## Stated task
Update the items from the start through the line containing "y-tick-label: 0% [77,646,96,661]", replacing each "data-label" with "value-label" and leaving everything else as it is.

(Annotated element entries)
▼

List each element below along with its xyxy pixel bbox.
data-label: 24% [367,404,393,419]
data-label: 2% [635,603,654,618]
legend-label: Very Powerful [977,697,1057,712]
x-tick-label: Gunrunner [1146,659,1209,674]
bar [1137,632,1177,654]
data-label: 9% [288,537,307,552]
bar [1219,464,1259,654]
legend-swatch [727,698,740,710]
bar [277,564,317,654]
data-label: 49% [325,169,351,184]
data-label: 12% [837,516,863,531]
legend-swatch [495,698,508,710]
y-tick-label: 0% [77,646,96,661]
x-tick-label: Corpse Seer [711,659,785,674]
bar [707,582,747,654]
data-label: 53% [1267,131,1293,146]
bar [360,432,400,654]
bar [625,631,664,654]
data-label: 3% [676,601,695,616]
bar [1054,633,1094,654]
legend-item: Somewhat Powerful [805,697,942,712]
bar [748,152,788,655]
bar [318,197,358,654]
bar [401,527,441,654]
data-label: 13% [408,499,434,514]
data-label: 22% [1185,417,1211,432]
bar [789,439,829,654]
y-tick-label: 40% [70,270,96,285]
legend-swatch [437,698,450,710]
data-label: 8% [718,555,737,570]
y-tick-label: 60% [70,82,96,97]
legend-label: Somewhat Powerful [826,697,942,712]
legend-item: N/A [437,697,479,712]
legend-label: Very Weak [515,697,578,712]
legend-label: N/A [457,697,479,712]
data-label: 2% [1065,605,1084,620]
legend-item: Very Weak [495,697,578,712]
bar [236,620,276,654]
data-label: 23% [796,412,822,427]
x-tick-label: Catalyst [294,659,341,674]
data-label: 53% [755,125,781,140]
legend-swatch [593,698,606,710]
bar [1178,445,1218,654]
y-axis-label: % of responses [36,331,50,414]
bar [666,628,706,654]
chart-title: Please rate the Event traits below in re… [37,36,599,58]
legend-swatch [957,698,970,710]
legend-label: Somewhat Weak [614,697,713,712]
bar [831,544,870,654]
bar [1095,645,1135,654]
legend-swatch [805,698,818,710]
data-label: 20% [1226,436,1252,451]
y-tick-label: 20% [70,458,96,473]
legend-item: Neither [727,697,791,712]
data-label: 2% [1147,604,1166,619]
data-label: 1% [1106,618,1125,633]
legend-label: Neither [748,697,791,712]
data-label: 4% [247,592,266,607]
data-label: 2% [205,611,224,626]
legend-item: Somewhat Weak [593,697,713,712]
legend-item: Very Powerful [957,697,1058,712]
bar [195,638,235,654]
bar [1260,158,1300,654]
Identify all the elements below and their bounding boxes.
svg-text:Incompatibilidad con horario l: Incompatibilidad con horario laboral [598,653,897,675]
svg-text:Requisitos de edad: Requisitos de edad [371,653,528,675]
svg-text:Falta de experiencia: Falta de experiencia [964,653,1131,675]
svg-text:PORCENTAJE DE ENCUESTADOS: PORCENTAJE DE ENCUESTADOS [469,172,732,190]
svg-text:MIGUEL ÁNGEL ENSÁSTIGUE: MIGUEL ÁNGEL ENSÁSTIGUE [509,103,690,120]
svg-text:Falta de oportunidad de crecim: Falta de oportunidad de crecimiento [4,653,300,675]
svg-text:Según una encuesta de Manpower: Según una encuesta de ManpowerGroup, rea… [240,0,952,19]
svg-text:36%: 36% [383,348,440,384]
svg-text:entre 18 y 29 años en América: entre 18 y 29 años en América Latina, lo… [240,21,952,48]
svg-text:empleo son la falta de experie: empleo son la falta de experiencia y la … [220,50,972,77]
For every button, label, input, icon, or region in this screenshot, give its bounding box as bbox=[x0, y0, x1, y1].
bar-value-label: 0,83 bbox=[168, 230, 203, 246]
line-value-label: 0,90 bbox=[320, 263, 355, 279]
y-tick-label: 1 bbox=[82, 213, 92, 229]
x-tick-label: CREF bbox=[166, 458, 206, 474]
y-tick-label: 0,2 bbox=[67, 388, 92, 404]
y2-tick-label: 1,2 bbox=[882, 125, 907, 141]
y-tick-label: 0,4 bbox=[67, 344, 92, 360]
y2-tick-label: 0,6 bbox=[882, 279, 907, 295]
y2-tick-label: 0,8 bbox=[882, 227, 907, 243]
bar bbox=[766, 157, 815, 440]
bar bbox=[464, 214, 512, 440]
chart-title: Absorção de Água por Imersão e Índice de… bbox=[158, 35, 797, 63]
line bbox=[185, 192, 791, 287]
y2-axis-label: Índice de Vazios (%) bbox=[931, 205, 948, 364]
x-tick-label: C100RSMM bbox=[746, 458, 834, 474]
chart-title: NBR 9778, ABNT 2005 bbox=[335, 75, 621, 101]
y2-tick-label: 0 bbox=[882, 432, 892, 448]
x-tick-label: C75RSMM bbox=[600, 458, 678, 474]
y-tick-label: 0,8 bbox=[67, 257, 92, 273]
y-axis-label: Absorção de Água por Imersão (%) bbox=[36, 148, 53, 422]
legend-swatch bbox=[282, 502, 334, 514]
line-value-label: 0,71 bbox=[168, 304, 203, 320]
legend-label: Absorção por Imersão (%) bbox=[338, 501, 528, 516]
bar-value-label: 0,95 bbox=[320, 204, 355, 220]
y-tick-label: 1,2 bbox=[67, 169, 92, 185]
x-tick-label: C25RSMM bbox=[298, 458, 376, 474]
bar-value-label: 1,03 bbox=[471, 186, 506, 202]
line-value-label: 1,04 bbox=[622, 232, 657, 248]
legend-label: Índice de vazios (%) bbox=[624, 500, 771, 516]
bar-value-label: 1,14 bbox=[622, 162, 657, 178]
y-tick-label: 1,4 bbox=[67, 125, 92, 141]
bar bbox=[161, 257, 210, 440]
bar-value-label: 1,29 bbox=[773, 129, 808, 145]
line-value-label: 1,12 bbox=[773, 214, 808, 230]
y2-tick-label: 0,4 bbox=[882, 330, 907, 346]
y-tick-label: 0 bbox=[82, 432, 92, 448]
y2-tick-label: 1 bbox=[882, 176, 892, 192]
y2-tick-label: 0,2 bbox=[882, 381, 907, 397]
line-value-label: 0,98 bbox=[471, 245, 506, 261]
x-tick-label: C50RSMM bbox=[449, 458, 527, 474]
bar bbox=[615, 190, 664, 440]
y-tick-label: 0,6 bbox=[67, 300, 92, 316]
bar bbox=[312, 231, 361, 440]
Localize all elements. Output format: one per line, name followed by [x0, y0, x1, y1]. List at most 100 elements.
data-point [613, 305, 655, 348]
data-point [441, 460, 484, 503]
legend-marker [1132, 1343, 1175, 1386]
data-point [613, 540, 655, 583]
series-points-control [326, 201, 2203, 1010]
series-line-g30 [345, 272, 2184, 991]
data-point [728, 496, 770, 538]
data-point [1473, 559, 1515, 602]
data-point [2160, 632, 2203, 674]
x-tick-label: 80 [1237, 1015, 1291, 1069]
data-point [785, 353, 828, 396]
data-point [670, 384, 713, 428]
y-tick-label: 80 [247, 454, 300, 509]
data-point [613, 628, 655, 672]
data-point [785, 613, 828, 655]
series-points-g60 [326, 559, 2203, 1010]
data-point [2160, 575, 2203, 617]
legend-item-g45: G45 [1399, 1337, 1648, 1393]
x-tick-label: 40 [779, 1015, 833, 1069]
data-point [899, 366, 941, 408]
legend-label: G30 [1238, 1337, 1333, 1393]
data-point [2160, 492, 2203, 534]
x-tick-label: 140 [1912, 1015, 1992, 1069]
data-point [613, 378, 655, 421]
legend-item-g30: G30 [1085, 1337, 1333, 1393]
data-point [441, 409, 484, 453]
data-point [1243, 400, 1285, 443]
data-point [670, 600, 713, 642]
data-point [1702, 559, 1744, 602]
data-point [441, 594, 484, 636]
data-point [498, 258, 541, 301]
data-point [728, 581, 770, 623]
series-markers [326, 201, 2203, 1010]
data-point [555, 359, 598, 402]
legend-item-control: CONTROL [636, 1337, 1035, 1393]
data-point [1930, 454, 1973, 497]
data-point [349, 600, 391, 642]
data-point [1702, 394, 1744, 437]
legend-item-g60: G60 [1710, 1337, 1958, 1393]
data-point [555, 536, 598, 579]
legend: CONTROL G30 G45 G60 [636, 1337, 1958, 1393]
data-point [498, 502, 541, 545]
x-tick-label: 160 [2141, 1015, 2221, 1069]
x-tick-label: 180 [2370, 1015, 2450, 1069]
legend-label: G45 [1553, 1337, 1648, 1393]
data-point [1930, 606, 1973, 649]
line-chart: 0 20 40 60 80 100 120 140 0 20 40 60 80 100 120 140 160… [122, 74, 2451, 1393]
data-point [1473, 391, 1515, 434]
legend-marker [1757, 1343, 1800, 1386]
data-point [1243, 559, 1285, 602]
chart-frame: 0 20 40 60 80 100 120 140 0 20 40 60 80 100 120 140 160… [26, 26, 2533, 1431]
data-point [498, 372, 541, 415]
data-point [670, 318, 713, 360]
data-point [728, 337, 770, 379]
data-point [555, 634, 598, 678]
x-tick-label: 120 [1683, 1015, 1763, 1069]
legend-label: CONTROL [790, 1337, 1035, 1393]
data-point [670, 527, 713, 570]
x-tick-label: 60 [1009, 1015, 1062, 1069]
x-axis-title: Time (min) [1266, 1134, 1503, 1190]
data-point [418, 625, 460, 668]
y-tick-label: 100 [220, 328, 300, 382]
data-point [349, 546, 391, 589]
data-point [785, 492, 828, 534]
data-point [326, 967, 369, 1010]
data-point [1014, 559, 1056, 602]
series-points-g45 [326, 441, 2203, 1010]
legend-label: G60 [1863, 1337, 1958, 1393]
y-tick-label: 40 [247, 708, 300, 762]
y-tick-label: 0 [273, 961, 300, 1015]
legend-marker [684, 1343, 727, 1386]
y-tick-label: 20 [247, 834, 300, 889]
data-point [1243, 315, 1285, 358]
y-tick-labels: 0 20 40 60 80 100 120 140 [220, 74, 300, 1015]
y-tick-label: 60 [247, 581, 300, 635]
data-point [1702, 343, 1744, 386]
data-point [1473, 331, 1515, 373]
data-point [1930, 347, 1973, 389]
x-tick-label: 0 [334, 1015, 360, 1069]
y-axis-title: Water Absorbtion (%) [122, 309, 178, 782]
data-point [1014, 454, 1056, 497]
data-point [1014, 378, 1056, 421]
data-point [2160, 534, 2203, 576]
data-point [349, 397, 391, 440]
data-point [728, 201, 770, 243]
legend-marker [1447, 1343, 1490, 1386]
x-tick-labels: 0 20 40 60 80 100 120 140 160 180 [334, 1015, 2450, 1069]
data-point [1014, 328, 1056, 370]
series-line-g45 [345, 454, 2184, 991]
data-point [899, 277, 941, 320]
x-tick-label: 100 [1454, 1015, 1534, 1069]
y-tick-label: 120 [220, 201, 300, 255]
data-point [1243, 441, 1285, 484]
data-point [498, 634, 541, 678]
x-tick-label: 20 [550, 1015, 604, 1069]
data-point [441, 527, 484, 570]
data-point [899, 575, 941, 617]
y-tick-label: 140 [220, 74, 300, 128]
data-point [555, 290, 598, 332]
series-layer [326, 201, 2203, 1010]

▲

## Reply
List each element below along with its xyxy pixel bbox.
value-label: 24% [367,404,393,419]
value-label: 2% [635,603,654,618]
legend-label: Very Powerful [977,697,1057,712]
x-tick-label: Gunrunner [1146,659,1209,674]
bar [1137,632,1177,654]
value-label: 9% [288,537,307,552]
bar [1219,464,1259,654]
legend-swatch [727,698,740,710]
bar [277,564,317,654]
value-label: 49% [325,169,351,184]
value-label: 12% [837,516,863,531]
legend-swatch [495,698,508,710]
y-tick-label: 0% [77,646,96,661]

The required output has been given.